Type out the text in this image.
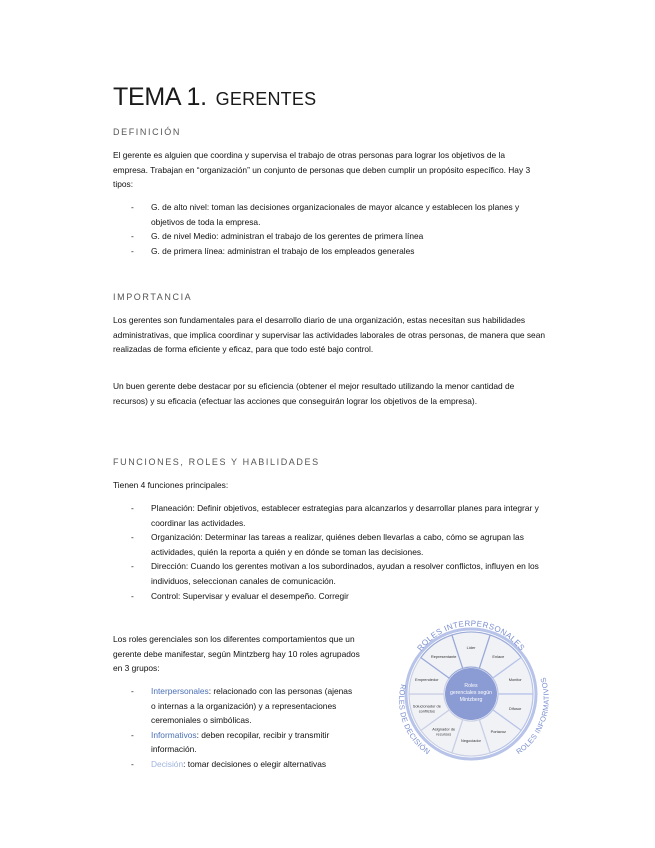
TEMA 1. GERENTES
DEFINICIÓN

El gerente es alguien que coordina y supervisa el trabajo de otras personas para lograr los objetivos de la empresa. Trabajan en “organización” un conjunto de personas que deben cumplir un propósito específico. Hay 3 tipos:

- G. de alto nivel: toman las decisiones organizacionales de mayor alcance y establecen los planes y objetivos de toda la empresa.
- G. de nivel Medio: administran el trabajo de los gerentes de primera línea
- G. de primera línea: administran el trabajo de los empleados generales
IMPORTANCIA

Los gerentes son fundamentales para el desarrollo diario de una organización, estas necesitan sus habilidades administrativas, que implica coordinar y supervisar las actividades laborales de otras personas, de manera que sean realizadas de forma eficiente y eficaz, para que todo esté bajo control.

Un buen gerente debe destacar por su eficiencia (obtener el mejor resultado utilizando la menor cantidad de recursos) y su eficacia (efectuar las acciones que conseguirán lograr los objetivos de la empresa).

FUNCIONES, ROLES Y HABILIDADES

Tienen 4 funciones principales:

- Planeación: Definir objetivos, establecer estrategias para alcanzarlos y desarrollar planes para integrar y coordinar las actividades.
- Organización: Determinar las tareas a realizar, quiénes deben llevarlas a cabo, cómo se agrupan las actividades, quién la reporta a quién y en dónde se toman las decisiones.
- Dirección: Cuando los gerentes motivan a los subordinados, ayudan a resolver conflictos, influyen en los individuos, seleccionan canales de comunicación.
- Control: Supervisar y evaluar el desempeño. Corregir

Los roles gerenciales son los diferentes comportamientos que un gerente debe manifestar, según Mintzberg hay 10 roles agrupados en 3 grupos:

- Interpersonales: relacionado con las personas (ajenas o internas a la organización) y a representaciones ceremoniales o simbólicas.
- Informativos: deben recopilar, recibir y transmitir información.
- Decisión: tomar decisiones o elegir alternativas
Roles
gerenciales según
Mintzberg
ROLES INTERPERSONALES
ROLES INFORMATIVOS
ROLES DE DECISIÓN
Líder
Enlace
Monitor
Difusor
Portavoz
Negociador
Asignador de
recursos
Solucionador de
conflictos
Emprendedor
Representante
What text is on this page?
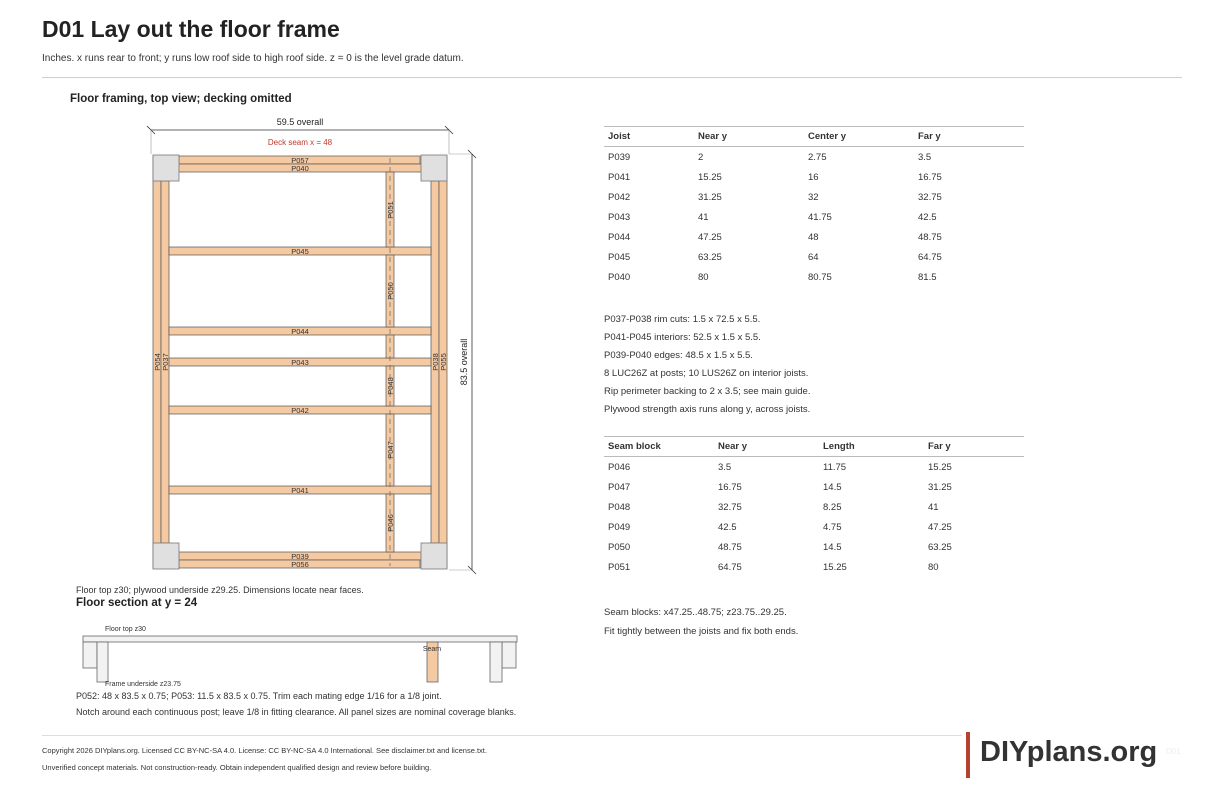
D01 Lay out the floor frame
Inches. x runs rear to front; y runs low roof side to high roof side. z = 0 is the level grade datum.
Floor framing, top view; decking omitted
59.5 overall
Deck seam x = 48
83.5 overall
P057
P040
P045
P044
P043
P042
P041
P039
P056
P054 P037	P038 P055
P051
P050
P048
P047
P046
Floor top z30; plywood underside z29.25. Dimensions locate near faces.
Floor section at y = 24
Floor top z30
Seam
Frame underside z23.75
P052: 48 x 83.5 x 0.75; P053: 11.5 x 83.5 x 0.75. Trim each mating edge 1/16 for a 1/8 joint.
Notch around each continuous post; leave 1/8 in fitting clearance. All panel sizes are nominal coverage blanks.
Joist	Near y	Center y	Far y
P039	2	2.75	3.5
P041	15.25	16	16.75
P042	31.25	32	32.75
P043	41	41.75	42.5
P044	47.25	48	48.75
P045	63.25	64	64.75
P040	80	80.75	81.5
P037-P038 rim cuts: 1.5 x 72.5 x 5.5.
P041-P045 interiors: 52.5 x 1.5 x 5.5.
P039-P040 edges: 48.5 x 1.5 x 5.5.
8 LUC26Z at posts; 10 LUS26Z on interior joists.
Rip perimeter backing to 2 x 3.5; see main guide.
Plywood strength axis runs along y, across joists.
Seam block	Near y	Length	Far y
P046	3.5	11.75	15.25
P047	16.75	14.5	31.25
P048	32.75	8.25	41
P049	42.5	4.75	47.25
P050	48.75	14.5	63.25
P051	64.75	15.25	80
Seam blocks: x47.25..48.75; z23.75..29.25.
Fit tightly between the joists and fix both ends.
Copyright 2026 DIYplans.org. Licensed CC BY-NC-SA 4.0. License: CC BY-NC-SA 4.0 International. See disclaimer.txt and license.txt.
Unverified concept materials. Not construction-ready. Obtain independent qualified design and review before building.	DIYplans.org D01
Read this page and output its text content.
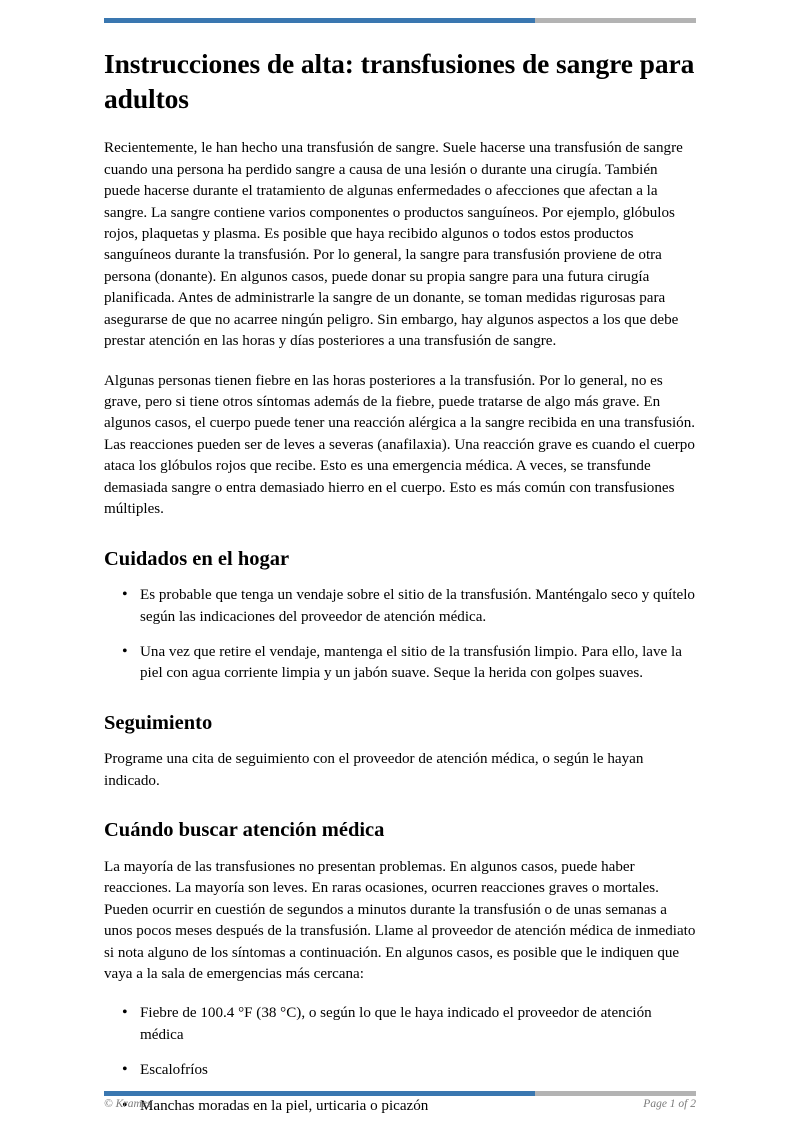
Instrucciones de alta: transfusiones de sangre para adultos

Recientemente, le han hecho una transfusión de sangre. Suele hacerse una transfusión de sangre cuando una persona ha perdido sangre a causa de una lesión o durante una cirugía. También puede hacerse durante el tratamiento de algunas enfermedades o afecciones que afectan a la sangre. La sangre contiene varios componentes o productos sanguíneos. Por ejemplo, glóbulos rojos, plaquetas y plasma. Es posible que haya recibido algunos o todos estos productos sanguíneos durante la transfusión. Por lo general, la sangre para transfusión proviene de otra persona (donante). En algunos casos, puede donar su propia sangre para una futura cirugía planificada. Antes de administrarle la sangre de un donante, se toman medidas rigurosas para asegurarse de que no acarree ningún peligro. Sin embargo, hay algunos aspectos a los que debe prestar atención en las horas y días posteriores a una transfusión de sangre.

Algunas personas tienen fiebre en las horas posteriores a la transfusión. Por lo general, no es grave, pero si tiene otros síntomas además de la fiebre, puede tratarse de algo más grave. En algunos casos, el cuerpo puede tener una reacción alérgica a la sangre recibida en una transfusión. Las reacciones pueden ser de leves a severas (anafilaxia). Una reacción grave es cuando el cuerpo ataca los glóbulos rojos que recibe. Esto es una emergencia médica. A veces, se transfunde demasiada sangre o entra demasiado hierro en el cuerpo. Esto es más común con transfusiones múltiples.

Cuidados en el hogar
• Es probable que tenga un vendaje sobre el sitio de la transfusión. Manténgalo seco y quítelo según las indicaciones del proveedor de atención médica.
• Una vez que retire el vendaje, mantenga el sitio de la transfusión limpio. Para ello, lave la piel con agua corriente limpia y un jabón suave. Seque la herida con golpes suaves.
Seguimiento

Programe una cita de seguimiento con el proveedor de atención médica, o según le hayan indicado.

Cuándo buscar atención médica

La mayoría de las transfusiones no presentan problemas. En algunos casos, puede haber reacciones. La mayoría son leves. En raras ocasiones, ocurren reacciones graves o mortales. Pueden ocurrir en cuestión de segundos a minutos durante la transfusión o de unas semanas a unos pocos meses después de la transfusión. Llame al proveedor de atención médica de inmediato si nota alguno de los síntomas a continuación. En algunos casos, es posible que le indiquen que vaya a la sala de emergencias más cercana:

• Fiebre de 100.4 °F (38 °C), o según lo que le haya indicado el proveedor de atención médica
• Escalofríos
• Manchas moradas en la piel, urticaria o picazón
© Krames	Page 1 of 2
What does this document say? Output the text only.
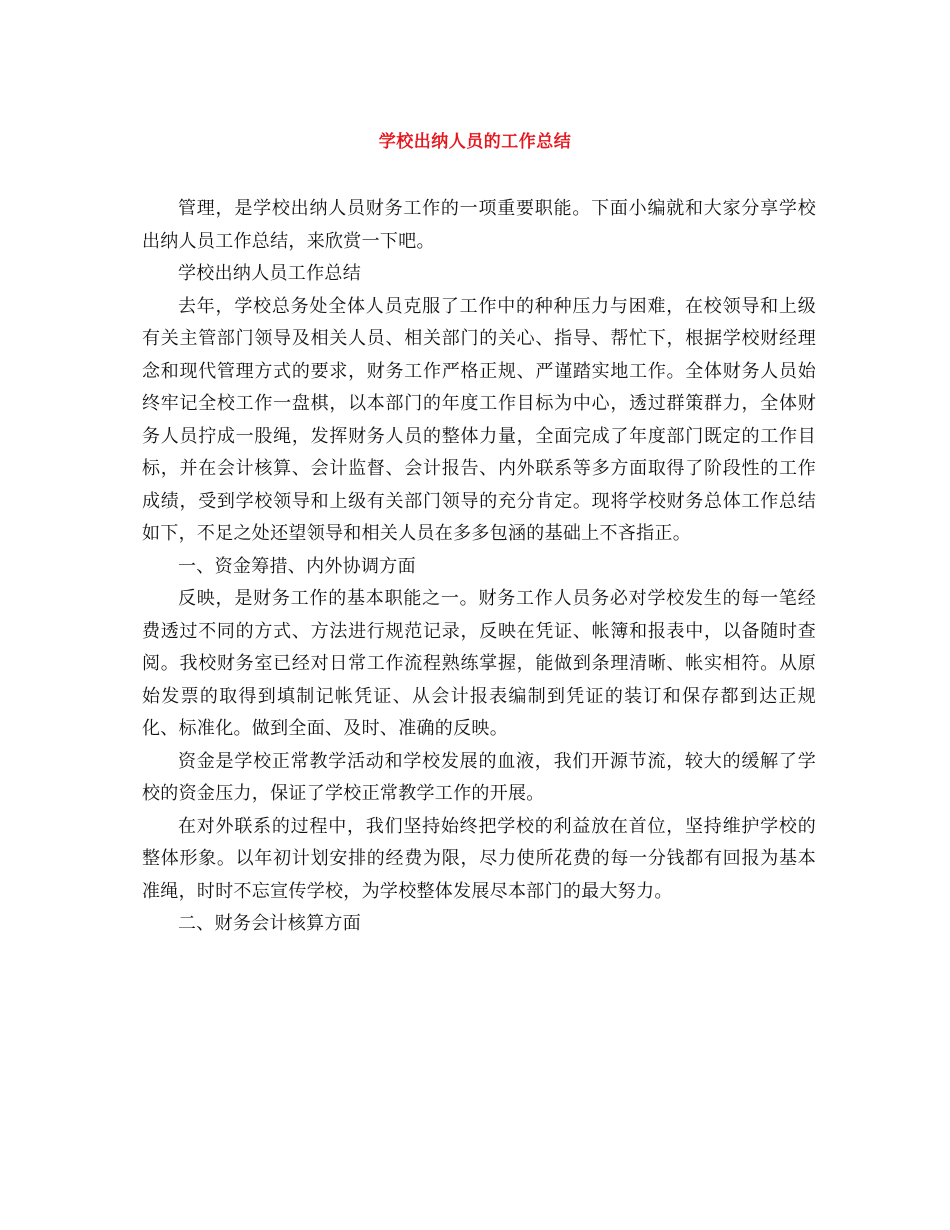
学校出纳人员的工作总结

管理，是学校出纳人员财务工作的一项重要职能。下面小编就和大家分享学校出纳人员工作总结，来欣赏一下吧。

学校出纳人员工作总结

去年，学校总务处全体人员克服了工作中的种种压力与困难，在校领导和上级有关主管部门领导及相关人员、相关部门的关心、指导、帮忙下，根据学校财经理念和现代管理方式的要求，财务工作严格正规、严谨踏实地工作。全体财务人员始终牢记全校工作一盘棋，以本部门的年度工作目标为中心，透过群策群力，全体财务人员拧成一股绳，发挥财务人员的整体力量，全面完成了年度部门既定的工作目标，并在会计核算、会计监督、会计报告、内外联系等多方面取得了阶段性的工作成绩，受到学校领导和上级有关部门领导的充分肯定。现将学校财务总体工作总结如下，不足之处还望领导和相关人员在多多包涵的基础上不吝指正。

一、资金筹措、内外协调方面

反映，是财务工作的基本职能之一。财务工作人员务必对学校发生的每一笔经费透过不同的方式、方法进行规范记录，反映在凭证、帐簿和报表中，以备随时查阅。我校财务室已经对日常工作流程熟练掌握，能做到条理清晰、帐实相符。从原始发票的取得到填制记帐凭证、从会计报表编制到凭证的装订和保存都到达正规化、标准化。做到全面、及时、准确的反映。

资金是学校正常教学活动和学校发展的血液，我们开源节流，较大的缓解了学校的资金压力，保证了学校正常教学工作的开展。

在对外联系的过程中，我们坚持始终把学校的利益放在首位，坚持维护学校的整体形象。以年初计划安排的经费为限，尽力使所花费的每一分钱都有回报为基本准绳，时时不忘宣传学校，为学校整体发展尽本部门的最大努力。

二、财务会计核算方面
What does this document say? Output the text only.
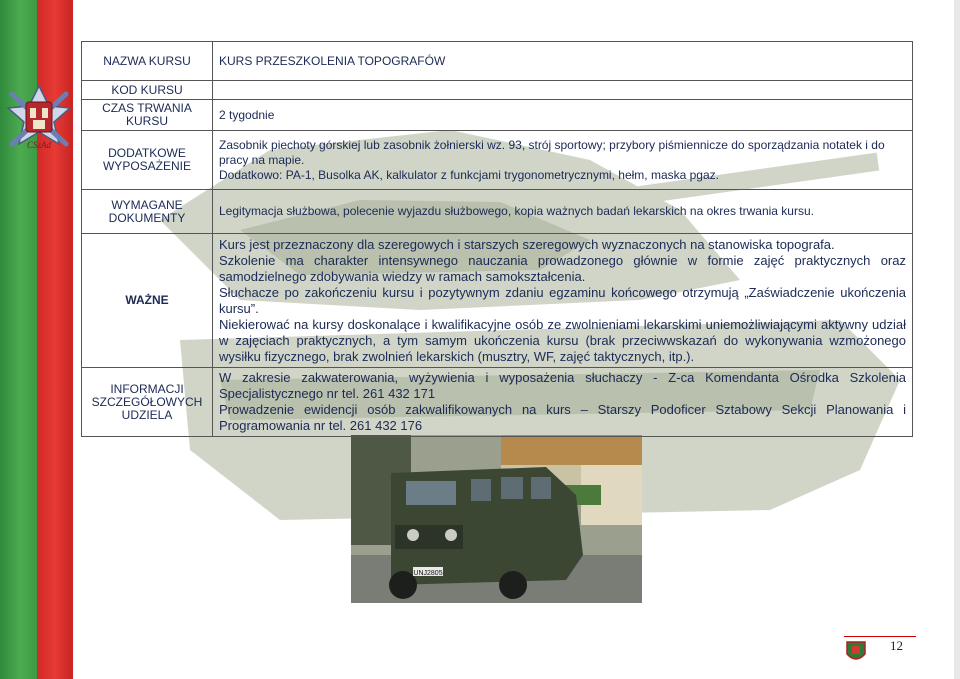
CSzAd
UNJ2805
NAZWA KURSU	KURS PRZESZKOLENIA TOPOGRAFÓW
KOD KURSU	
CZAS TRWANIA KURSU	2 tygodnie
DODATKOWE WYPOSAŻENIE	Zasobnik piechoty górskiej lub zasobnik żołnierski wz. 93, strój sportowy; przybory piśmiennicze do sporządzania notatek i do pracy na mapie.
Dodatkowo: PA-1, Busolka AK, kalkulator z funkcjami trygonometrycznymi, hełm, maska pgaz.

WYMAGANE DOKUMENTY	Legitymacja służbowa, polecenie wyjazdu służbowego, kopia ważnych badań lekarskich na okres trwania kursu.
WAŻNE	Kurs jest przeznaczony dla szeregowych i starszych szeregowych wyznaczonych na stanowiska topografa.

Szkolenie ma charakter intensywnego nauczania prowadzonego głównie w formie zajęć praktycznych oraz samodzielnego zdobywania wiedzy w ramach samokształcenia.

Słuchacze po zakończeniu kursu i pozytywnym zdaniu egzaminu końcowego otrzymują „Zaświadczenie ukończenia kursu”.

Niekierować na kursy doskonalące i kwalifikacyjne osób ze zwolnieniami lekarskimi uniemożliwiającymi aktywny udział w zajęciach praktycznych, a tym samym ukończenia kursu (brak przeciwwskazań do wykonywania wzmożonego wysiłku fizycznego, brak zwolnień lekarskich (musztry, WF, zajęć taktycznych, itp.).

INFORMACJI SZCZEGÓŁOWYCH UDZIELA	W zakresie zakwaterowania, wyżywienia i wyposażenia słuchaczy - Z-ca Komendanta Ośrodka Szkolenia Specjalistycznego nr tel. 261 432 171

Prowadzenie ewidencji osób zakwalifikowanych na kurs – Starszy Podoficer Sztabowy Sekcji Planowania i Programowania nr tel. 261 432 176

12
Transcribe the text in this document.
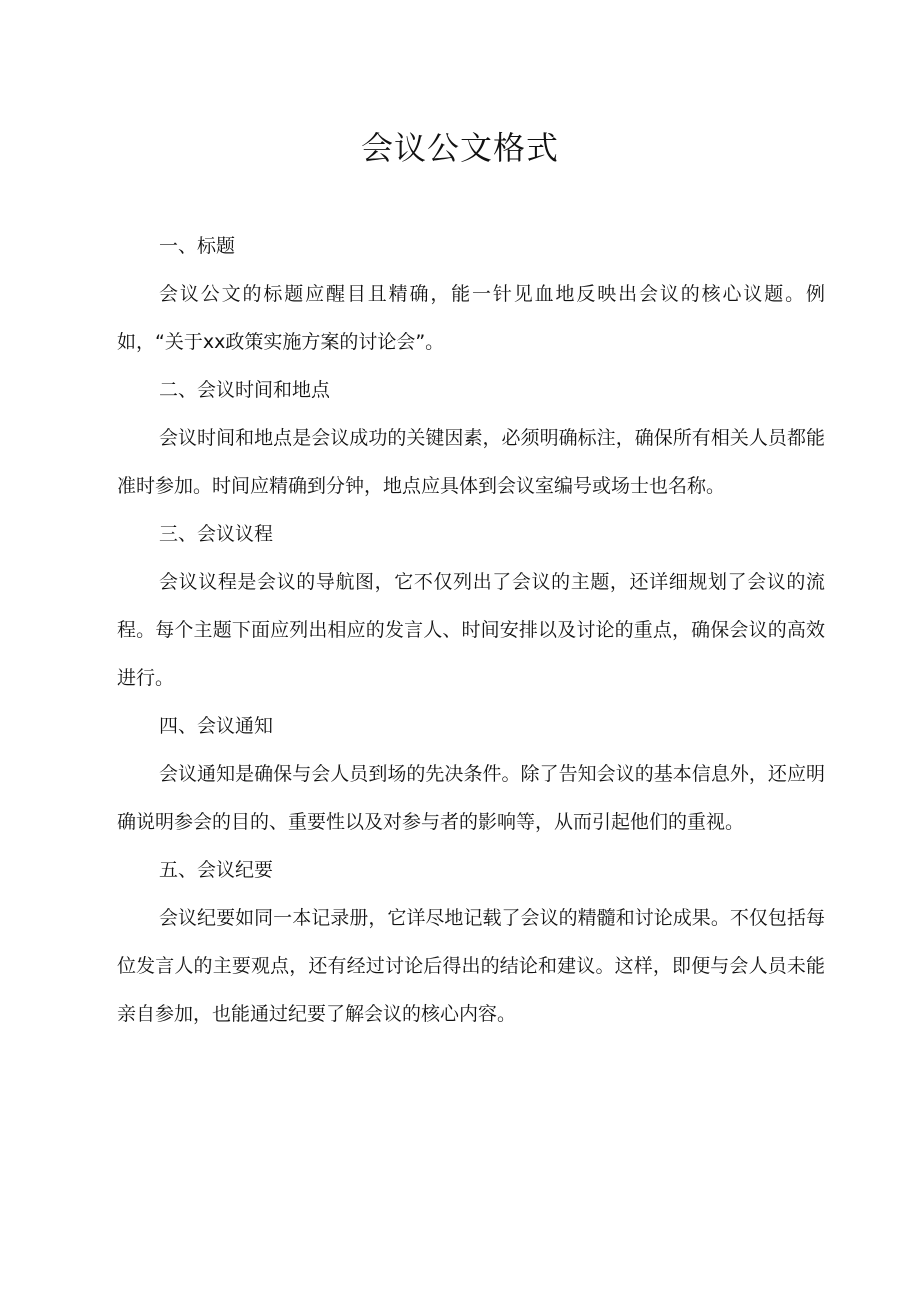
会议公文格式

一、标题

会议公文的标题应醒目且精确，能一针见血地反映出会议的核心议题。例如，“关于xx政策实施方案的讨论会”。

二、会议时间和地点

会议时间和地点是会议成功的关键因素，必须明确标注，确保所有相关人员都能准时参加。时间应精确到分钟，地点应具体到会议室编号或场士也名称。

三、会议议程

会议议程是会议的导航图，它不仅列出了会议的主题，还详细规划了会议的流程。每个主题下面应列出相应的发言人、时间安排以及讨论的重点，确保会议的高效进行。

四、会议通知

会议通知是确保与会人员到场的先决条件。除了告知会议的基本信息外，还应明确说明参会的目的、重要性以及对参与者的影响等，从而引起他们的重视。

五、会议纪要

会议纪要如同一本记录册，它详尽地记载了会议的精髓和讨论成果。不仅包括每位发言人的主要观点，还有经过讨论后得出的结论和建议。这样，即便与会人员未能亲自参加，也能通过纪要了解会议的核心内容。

+ + +

Return each full line of the entries that contains the word "objetivos".

El gerente es alguien que coordina y supervisa el trabajo de otras personas para lograr los objetivos de la empresa. Trabajan en “organización” un conjunto de personas que deben cumplir un propósito específico. Hay 3 tipos:
- G. de alto nivel: toman las decisiones organizacionales de mayor alcance y establecen los planes y objetivos de toda la empresa.
Un buen gerente debe destacar por su eficiencia (obtener el mejor resultado utilizando la menor cantidad de recursos) y su eficacia (efectuar las acciones que conseguirán lograr los objetivos de la empresa).
- Planeación: Definir objetivos, establecer estrategias para alcanzarlos y desarrollar planes para integrar y coordinar las actividades.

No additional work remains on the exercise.